Source data

# # #

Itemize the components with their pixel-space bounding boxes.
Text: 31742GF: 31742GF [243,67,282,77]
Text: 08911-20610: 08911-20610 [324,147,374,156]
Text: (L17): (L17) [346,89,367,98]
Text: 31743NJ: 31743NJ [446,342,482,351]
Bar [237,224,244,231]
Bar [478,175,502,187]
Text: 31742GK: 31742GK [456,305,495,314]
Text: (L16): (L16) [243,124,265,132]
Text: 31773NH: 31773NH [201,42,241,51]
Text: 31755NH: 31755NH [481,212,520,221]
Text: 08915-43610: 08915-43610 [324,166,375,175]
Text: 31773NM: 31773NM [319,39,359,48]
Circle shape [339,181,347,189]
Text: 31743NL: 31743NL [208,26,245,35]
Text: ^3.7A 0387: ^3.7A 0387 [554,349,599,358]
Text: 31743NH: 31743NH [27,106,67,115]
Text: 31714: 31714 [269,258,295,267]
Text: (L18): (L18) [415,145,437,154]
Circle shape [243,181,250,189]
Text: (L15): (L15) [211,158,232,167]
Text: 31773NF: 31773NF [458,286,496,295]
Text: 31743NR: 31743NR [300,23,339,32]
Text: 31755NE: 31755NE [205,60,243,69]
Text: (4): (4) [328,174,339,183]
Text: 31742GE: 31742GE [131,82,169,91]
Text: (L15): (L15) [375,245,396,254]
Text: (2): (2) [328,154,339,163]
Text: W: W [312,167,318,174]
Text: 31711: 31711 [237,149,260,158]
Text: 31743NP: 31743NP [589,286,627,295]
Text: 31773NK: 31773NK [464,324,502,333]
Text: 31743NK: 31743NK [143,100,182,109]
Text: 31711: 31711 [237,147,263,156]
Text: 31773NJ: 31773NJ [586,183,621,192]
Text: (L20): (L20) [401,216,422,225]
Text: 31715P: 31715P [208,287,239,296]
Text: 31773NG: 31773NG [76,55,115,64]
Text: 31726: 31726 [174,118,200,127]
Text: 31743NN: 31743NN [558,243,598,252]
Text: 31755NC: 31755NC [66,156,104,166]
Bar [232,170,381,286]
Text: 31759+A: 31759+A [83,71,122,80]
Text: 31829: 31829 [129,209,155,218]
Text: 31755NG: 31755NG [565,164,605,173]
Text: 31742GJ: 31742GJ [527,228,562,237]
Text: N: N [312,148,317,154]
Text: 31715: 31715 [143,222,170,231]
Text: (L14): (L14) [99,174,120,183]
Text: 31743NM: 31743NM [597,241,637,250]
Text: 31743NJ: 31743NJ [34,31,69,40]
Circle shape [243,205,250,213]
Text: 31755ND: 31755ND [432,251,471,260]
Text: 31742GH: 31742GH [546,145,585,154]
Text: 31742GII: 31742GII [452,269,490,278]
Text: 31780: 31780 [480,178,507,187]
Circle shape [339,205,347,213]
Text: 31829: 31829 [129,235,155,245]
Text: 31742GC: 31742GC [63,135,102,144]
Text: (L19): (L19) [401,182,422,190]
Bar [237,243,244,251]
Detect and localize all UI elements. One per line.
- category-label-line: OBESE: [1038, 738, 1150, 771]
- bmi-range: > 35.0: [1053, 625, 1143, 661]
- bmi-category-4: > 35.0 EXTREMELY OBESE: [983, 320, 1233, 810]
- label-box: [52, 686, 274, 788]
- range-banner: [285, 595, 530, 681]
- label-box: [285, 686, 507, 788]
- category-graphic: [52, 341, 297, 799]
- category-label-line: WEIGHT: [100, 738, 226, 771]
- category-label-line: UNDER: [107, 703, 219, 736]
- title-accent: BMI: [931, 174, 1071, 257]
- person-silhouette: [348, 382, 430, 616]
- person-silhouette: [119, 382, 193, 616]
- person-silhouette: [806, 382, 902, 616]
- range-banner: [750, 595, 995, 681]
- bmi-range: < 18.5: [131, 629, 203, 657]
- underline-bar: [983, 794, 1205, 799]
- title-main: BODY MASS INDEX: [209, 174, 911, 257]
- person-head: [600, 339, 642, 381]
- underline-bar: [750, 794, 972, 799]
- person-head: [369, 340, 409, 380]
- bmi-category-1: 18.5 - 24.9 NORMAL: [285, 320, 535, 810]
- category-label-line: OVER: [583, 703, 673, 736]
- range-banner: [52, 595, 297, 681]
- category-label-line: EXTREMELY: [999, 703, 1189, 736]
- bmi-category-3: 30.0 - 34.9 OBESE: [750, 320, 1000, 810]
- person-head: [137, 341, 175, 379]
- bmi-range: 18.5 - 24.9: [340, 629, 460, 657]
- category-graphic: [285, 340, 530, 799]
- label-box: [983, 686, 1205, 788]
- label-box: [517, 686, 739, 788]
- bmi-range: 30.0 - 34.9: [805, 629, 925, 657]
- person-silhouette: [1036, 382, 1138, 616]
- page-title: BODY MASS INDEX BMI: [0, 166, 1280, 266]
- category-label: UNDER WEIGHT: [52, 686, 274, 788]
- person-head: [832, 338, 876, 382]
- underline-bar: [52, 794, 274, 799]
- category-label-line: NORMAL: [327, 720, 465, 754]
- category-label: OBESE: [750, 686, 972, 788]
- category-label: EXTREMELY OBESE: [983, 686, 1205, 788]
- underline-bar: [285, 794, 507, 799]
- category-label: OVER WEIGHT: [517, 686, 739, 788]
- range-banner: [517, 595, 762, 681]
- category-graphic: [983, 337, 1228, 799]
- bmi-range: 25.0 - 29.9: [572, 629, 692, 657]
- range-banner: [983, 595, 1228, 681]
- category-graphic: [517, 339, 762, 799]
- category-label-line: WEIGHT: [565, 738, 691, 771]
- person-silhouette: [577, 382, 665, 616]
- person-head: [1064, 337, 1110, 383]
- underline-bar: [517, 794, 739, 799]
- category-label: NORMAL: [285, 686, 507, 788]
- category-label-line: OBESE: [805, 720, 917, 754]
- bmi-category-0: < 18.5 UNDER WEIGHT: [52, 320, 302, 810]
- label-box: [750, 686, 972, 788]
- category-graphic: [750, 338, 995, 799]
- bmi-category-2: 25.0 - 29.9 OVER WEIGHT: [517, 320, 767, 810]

# # #

**YOUR TASK:** Retype every line of the listing with no changes.

**ANSWER TO THE TASK:**
Itemize the components with their pixel-space bounding boxes.
Text: 31742GF: 31742GF [243,67,282,77]
Text: 08911-20610: 08911-20610 [324,147,374,156]
Text: (L17): (L17) [346,89,367,98]
Text: 31743NJ: 31743NJ [446,342,482,351]
Bar [237,224,244,231]
Bar [478,175,502,187]
Text: 31742GK: 31742GK [456,305,495,314]
Text: (L16): (L16) [243,124,265,132]
Text: 31773NH: 31773NH [201,42,241,51]
Text: 31755NH: 31755NH [481,212,520,221]
Text: 08915-43610: 08915-43610 [324,166,375,175]
Text: 31773NM: 31773NM [319,39,359,48]
Circle shape [339,181,347,189]
Text: 31743NL: 31743NL [208,26,245,35]
Text: ^3.7A 0387: ^3.7A 0387 [554,349,599,358]
Text: 31743NH: 31743NH [27,106,67,115]
Text: 31714: 31714 [269,258,295,267]
Text: (L18): (L18) [415,145,437,154]
Circle shape [243,181,250,189]
Text: (L15): (L15) [211,158,232,167]
Text: 31773NF: 31773NF [458,286,496,295]
Text: 31743NR: 31743NR [300,23,339,32]
Text: 31755NE: 31755NE [205,60,243,69]
Text: (4): (4) [328,174,339,183]
Text: 31742GE: 31742GE [131,82,169,91]
Text: (L15): (L15) [375,245,396,254]
Text: (2): (2) [328,154,339,163]
Text: W: W [312,167,318,174]
Text: 31711: 31711 [237,149,260,158]
Text: 31743NP: 31743NP [589,286,627,295]
Text: 31773NK: 31773NK [464,324,502,333]
Text: 31743NK: 31743NK [143,100,182,109]
Text: 31711: 31711 [237,147,263,156]
Text: 31773NJ: 31773NJ [586,183,621,192]
Text: (L20): (L20) [401,216,422,225]
Text: 31715P: 31715P [208,287,239,296]
Text: 31773NG: 31773NG [76,55,115,64]
Text: 31726: 31726 [174,118,200,127]
Text: 31743NN: 31743NN [558,243,598,252]
Text: 31755NC: 31755NC [66,156,104,166]
Bar [232,170,381,286]
Text: 31759+A: 31759+A [83,71,122,80]
Text: 31829: 31829 [129,209,155,218]
Text: 31755NG: 31755NG [565,164,605,173]
Text: 31742GJ: 31742GJ [527,228,562,237]
Text: N: N [312,148,317,154]
Text: 31715: 31715 [143,222,170,231]
Text: (L14): (L14) [99,174,120,183]
Text: 31743NM: 31743NM [597,241,637,250]
Text: 31743NJ: 31743NJ [34,31,69,40]
Circle shape [243,205,250,213]
Text: 31755ND: 31755ND [432,251,471,260]
Text: 31742GH: 31742GH [546,145,585,154]
Text: 31742GII: 31742GII [452,269,490,278]
Text: 31780: 31780 [480,178,507,187]
Circle shape [339,205,347,213]
Text: 31829: 31829 [129,235,155,245]
Text: 31742GC: 31742GC [63,135,102,144]
Text: (L19): (L19) [401,182,422,190]
Bar [237,243,244,251]
Detect and localize all UI elements. One per line.
- category-label-line: OBESE: [1038, 738, 1150, 771]
- bmi-range: > 35.0: [1053, 625, 1143, 661]
- bmi-category-4: > 35.0 EXTREMELY OBESE: [983, 320, 1233, 810]
- label-box: [52, 686, 274, 788]
- range-banner: [285, 595, 530, 681]
- label-box: [285, 686, 507, 788]
- category-graphic: [52, 341, 297, 799]
- category-label-line: WEIGHT: [100, 738, 226, 771]
- category-label-line: UNDER: [107, 703, 219, 736]
- title-accent: BMI: [931, 174, 1071, 257]
- person-silhouette: [348, 382, 430, 616]
- person-silhouette: [119, 382, 193, 616]
- person-silhouette: [806, 382, 902, 616]
- range-banner: [750, 595, 995, 681]
- bmi-range: < 18.5: [131, 629, 203, 657]
- underline-bar: [983, 794, 1205, 799]
- title-main: BODY MASS INDEX: [209, 174, 911, 257]
- person-head: [600, 339, 642, 381]
- underline-bar: [750, 794, 972, 799]
- person-head: [369, 340, 409, 380]
- bmi-category-1: 18.5 - 24.9 NORMAL: [285, 320, 535, 810]
- category-label-line: OVER: [583, 703, 673, 736]
- range-banner: [52, 595, 297, 681]
- category-label-line: EXTREMELY: [999, 703, 1189, 736]
- bmi-category-3: 30.0 - 34.9 OBESE: [750, 320, 1000, 810]
- person-head: [137, 341, 175, 379]
- bmi-range: 18.5 - 24.9: [340, 629, 460, 657]
- category-graphic: [285, 340, 530, 799]
- label-box: [983, 686, 1205, 788]
- label-box: [517, 686, 739, 788]
- bmi-range: 30.0 - 34.9: [805, 629, 925, 657]
- person-silhouette: [1036, 382, 1138, 616]
- page-title: BODY MASS INDEX BMI: [0, 166, 1280, 266]
- category-label: UNDER WEIGHT: [52, 686, 274, 788]
- person-head: [832, 338, 876, 382]
- underline-bar: [52, 794, 274, 799]
- category-label-line: NORMAL: [327, 720, 465, 754]
- category-label: OBESE: [750, 686, 972, 788]
- category-label: EXTREMELY OBESE: [983, 686, 1205, 788]
- underline-bar: [285, 794, 507, 799]
- category-label: OVER WEIGHT: [517, 686, 739, 788]
- range-banner: [517, 595, 762, 681]
- category-graphic: [983, 337, 1228, 799]
- bmi-range: 25.0 - 29.9: [572, 629, 692, 657]
- range-banner: [983, 595, 1228, 681]
- category-graphic: [517, 339, 762, 799]
- category-label-line: WEIGHT: [565, 738, 691, 771]
- person-silhouette: [577, 382, 665, 616]
- person-head: [1064, 337, 1110, 383]
- underline-bar: [517, 794, 739, 799]
- category-label: NORMAL: [285, 686, 507, 788]
- category-label-line: OBESE: [805, 720, 917, 754]
- bmi-category-0: < 18.5 UNDER WEIGHT: [52, 320, 302, 810]
- label-box: [750, 686, 972, 788]
- category-graphic: [750, 338, 995, 799]
- bmi-category-2: 25.0 - 29.9 OVER WEIGHT: [517, 320, 767, 810]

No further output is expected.